» Given request: Can you transcribe every record below exactly as it appears?

Structured figure records:
(begin)

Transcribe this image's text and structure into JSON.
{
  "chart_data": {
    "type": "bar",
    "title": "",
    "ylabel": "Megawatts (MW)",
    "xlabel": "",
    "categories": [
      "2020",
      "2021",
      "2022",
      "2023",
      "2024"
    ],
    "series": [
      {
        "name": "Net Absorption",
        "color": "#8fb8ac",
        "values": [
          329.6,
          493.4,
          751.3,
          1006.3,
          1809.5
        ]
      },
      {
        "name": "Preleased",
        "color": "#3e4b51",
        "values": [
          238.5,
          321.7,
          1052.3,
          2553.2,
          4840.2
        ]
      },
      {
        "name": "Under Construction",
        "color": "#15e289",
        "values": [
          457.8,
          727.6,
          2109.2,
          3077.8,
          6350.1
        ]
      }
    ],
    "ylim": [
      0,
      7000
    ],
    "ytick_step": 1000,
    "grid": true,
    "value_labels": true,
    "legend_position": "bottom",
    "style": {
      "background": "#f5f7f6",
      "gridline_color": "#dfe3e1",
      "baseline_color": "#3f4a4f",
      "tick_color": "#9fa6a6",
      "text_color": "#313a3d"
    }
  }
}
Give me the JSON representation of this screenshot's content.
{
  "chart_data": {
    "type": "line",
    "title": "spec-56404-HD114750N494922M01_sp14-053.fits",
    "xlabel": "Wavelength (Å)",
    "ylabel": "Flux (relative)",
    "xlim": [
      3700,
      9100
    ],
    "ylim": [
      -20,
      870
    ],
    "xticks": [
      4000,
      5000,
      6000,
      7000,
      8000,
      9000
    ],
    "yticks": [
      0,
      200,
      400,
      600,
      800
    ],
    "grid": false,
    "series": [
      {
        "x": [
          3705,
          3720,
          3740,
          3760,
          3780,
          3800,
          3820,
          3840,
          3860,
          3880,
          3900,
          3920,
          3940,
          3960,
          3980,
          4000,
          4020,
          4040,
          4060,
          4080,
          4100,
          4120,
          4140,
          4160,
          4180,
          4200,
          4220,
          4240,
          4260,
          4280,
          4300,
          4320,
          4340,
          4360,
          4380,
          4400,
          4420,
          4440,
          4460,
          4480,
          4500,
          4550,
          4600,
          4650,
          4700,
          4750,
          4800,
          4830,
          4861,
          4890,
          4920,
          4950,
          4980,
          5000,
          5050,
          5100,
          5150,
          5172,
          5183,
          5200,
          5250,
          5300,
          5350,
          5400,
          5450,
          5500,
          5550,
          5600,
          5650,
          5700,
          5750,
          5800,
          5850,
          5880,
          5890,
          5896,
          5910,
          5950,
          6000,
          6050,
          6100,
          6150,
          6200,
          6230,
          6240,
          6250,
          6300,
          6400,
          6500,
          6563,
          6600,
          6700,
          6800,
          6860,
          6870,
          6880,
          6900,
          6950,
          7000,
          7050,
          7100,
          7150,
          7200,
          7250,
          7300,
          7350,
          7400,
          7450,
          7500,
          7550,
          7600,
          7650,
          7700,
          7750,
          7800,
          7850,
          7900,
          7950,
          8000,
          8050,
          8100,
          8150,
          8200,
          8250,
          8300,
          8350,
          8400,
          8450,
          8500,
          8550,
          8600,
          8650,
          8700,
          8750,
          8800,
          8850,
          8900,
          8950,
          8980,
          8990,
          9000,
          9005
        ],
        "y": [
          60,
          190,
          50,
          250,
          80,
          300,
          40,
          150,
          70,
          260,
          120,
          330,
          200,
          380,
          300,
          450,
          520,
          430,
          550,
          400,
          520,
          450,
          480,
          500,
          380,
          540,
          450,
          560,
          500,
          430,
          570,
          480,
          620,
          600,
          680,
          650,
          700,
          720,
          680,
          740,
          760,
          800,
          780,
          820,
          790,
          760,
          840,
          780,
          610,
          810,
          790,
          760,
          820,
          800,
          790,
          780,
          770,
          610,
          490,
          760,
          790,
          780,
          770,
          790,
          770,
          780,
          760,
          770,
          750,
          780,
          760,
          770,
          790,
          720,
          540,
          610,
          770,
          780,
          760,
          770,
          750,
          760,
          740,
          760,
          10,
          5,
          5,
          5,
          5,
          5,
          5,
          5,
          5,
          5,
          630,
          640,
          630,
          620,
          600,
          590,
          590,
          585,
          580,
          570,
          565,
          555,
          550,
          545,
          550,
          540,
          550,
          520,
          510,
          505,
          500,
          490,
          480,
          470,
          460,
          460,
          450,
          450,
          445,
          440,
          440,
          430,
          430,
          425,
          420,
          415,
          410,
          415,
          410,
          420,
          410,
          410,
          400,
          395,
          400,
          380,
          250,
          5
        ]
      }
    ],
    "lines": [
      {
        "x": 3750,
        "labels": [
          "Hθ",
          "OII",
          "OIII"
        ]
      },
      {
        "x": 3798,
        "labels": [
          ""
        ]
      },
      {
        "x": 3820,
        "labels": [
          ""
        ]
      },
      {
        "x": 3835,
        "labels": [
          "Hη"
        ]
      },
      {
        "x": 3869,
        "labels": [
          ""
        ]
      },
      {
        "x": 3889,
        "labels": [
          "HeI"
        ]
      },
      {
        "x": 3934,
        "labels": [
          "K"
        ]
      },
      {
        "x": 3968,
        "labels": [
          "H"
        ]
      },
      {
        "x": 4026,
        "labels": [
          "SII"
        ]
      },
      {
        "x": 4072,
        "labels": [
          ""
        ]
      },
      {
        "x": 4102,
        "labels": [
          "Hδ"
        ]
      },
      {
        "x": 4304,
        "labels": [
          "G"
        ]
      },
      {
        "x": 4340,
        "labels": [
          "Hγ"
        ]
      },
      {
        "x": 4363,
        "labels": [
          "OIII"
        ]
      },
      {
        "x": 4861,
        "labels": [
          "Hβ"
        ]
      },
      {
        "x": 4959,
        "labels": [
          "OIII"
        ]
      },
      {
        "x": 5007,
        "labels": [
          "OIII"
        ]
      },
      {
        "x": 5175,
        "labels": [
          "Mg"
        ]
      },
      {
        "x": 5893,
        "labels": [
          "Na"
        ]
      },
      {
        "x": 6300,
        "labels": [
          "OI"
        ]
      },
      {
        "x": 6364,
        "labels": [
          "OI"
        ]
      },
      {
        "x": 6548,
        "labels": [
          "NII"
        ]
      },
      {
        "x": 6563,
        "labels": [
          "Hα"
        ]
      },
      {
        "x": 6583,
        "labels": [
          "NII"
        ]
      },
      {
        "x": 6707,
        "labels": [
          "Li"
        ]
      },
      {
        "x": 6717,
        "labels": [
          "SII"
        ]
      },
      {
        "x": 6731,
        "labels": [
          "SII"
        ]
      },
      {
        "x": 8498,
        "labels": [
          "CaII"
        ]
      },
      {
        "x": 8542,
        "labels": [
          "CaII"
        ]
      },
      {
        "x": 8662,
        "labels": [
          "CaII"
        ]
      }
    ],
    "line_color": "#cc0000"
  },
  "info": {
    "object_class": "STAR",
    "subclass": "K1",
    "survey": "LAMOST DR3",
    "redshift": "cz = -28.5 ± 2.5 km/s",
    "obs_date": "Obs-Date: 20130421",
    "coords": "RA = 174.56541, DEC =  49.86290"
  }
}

(end)

» The reply:
Transcribe this image's text and structure into JSON.
{
  "chart_data": {
    "type": "bar",
    "title": "",
    "ylabel": "Megawatts (MW)",
    "xlabel": "",
    "categories": [
      "2020",
      "2021",
      "2022",
      "2023",
      "2024"
    ],
    "series": [
      {
        "name": "Net Absorption",
        "color": "#8fb8ac",
        "values": [
          329.6,
          493.4,
          751.3,
          1006.3,
          1809.5
        ]
      },
      {
        "name": "Preleased",
        "color": "#3e4b51",
        "values": [
          238.5,
          321.7,
          1052.3,
          2553.2,
          4840.2
        ]
      },
      {
        "name": "Under Construction",
        "color": "#15e289",
        "values": [
          457.8,
          727.6,
          2109.2,
          3077.8,
          6350.1
        ]
      }
    ],
    "ylim": [
      0,
      7000
    ],
    "ytick_step": 1000,
    "grid": true,
    "value_labels": true,
    "legend_position": "bottom",
    "style": {
      "background": "#f5f7f6",
      "gridline_color": "#dfe3e1",
      "baseline_color": "#3f4a4f",
      "tick_color": "#9fa6a6",
      "text_color": "#313a3d"
    }
  }
}
Give me the JSON representation of this screenshot's content.
{
  "chart_data": {
    "type": "line",
    "title": "spec-56404-HD114750N494922M01_sp14-053.fits",
    "xlabel": "Wavelength (Å)",
    "ylabel": "Flux (relative)",
    "xlim": [
      3700,
      9100
    ],
    "ylim": [
      -20,
      870
    ],
    "xticks": [
      4000,
      5000,
      6000,
      7000,
      8000,
      9000
    ],
    "yticks": [
      0,
      200,
      400,
      600,
      800
    ],
    "grid": false,
    "series": [
      {
        "x": [
          3705,
          3720,
          3740,
          3760,
          3780,
          3800,
          3820,
          3840,
          3860,
          3880,
          3900,
          3920,
          3940,
          3960,
          3980,
          4000,
          4020,
          4040,
          4060,
          4080,
          4100,
          4120,
          4140,
          4160,
          4180,
          4200,
          4220,
          4240,
          4260,
          4280,
          4300,
          4320,
          4340,
          4360,
          4380,
          4400,
          4420,
          4440,
          4460,
          4480,
          4500,
          4550,
          4600,
          4650,
          4700,
          4750,
          4800,
          4830,
          4861,
          4890,
          4920,
          4950,
          4980,
          5000,
          5050,
          5100,
          5150,
          5172,
          5183,
          5200,
          5250,
          5300,
          5350,
          5400,
          5450,
          5500,
          5550,
          5600,
          5650,
          5700,
          5750,
          5800,
          5850,
          5880,
          5890,
          5896,
          5910,
          5950,
          6000,
          6050,
          6100,
          6150,
          6200,
          6230,
          6240,
          6250,
          6300,
          6400,
          6500,
          6563,
          6600,
          6700,
          6800,
          6860,
          6870,
          6880,
          6900,
          6950,
          7000,
          7050,
          7100,
          7150,
          7200,
          7250,
          7300,
          7350,
          7400,
          7450,
          7500,
          7550,
          7600,
          7650,
          7700,
          7750,
          7800,
          7850,
          7900,
          7950,
          8000,
          8050,
          8100,
          8150,
          8200,
          8250,
          8300,
          8350,
          8400,
          8450,
          8500,
          8550,
          8600,
          8650,
          8700,
          8750,
          8800,
          8850,
          8900,
          8950,
          8980,
          8990,
          9000,
          9005
        ],
        "y": [
          60,
          190,
          50,
          250,
          80,
          300,
          40,
          150,
          70,
          260,
          120,
          330,
          200,
          380,
          300,
          450,
          520,
          430,
          550,
          400,
          520,
          450,
          480,
          500,
          380,
          540,
          450,
          560,
          500,
          430,
          570,
          480,
          620,
          600,
          680,
          650,
          700,
          720,
          680,
          740,
          760,
          800,
          780,
          820,
          790,
          760,
          840,
          780,
          610,
          810,
          790,
          760,
          820,
          800,
          790,
          780,
          770,
          610,
          490,
          760,
          790,
          780,
          770,
          790,
          770,
          780,
          760,
          770,
          750,
          780,
          760,
          770,
          790,
          720,
          540,
          610,
          770,
          780,
          760,
          770,
          750,
          760,
          740,
          760,
          10,
          5,
          5,
          5,
          5,
          5,
          5,
          5,
          5,
          5,
          630,
          640,
          630,
          620,
          600,
          590,
          590,
          585,
          580,
          570,
          565,
          555,
          550,
          545,
          550,
          540,
          550,
          520,
          510,
          505,
          500,
          490,
          480,
          470,
          460,
          460,
          450,
          450,
          445,
          440,
          440,
          430,
          430,
          425,
          420,
          415,
          410,
          415,
          410,
          420,
          410,
          410,
          400,
          395,
          400,
          380,
          250,
          5
        ]
      }
    ],
    "lines": [
      {
        "x": 3750,
        "labels": [
          "Hθ",
          "OII",
          "OIII"
        ]
      },
      {
        "x": 3798,
        "labels": [
          ""
        ]
      },
      {
        "x": 3820,
        "labels": [
          ""
        ]
      },
      {
        "x": 3835,
        "labels": [
          "Hη"
        ]
      },
      {
        "x": 3869,
        "labels": [
          ""
        ]
      },
      {
        "x": 3889,
        "labels": [
          "HeI"
        ]
      },
      {
        "x": 3934,
        "labels": [
          "K"
        ]
      },
      {
        "x": 3968,
        "labels": [
          "H"
        ]
      },
      {
        "x": 4026,
        "labels": [
          "SII"
        ]
      },
      {
        "x": 4072,
        "labels": [
          ""
        ]
      },
      {
        "x": 4102,
        "labels": [
          "Hδ"
        ]
      },
      {
        "x": 4304,
        "labels": [
          "G"
        ]
      },
      {
        "x": 4340,
        "labels": [
          "Hγ"
        ]
      },
      {
        "x": 4363,
        "labels": [
          "OIII"
        ]
      },
      {
        "x": 4861,
        "labels": [
          "Hβ"
        ]
      },
      {
        "x": 4959,
        "labels": [
          "OIII"
        ]
      },
      {
        "x": 5007,
        "labels": [
          "OIII"
        ]
      },
      {
        "x": 5175,
        "labels": [
          "Mg"
        ]
      },
      {
        "x": 5893,
        "labels": [
          "Na"
        ]
      },
      {
        "x": 6300,
        "labels": [
          "OI"
        ]
      },
      {
        "x": 6364,
        "labels": [
          "OI"
        ]
      },
      {
        "x": 6548,
        "labels": [
          "NII"
        ]
      },
      {
        "x": 6563,
        "labels": [
          "Hα"
        ]
      },
      {
        "x": 6583,
        "labels": [
          "NII"
        ]
      },
      {
        "x": 6707,
        "labels": [
          "Li"
        ]
      },
      {
        "x": 6717,
        "labels": [
          "SII"
        ]
      },
      {
        "x": 6731,
        "labels": [
          "SII"
        ]
      },
      {
        "x": 8498,
        "labels": [
          "CaII"
        ]
      },
      {
        "x": 8542,
        "labels": [
          "CaII"
        ]
      },
      {
        "x": 8662,
        "labels": [
          "CaII"
        ]
      }
    ],
    "line_color": "#cc0000"
  },
  "info": {
    "object_class": "STAR",
    "subclass": "K1",
    "survey": "LAMOST DR3",
    "redshift": "cz = -28.5 ± 2.5 km/s",
    "obs_date": "Obs-Date: 20130421",
    "coords": "RA = 174.56541, DEC =  49.86290"
  }
}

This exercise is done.